## Dataset records
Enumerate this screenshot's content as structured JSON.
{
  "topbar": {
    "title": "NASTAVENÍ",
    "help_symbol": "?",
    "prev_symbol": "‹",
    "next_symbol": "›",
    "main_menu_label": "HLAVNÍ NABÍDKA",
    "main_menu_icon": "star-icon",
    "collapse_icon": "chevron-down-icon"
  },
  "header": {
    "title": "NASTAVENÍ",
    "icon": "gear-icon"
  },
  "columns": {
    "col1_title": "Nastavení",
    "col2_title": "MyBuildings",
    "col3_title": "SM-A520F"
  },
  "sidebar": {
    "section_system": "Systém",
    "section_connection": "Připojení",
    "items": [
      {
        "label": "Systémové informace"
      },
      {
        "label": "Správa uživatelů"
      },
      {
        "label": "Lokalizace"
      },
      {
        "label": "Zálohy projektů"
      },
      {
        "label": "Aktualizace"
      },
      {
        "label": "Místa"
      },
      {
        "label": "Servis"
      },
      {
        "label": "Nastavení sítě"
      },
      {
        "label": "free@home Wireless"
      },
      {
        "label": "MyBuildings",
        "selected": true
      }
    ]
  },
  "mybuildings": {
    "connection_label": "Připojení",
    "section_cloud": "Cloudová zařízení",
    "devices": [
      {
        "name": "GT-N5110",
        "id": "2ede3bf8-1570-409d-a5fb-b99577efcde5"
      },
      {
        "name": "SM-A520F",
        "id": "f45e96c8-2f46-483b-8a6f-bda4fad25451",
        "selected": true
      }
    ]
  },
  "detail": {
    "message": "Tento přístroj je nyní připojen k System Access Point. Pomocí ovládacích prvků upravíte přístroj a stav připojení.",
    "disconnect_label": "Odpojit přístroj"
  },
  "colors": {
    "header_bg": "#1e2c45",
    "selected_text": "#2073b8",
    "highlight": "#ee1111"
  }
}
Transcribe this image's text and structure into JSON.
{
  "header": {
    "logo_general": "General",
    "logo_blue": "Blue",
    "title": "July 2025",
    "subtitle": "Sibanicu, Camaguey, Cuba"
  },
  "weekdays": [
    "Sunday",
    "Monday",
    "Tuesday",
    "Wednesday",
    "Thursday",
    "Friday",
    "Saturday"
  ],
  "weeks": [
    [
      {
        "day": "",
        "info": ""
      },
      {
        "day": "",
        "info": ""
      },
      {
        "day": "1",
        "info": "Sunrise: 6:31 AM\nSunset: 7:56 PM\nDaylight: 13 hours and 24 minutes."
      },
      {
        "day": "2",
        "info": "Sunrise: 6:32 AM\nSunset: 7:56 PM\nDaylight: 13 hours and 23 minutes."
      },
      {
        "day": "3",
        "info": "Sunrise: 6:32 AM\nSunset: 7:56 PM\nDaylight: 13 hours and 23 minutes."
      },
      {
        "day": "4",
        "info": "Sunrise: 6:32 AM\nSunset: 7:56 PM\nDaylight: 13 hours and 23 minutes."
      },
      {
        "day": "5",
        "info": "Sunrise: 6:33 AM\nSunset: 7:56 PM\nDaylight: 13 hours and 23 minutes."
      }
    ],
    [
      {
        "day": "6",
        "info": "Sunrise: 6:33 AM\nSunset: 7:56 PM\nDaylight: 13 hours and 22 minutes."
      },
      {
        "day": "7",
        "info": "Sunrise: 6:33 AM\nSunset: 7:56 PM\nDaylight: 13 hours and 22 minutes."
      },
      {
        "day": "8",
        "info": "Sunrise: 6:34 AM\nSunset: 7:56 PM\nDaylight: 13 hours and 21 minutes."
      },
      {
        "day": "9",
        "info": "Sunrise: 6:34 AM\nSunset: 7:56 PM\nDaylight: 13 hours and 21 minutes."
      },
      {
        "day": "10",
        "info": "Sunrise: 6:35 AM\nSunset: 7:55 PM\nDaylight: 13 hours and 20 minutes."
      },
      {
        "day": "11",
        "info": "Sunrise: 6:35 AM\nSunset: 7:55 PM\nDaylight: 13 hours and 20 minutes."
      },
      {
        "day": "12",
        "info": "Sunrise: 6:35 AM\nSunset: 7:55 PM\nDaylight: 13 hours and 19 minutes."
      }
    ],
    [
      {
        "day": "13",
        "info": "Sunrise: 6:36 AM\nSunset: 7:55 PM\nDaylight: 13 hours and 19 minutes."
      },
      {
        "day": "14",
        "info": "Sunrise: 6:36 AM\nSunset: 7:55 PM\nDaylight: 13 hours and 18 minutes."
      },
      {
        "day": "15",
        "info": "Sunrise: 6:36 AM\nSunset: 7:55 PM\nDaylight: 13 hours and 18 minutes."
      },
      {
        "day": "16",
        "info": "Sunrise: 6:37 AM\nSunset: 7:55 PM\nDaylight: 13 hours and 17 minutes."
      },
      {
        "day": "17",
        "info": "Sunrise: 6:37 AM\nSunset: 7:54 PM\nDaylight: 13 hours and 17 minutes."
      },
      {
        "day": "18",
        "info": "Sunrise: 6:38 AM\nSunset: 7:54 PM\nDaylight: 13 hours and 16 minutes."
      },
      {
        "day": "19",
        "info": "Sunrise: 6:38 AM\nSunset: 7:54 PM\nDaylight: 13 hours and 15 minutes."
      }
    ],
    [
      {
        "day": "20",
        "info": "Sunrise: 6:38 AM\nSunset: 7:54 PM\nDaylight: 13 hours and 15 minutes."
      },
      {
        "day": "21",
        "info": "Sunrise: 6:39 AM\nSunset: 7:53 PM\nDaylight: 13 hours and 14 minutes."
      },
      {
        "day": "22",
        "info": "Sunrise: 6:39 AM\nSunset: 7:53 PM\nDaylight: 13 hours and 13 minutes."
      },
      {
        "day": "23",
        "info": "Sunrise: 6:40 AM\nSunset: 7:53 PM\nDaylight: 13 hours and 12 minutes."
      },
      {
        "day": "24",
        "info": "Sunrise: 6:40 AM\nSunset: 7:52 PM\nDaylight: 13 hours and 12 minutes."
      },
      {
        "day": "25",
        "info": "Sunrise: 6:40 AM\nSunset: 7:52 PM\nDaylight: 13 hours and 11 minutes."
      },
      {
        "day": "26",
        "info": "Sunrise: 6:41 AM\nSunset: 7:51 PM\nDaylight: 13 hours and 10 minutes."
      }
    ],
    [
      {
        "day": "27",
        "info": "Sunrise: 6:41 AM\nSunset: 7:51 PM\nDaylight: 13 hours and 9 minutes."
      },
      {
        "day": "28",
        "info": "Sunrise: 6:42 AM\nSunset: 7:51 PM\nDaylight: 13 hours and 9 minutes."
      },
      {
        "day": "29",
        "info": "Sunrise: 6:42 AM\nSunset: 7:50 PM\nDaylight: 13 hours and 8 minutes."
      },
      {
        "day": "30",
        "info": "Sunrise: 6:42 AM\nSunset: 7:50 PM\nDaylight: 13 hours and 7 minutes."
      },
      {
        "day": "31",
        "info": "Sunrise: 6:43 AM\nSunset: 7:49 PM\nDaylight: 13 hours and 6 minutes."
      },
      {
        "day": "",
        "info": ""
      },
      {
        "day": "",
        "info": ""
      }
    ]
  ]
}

## Task requirements
Report how many lines of the listing hold the string "icon", giving only the number.

## Result for this exercise
3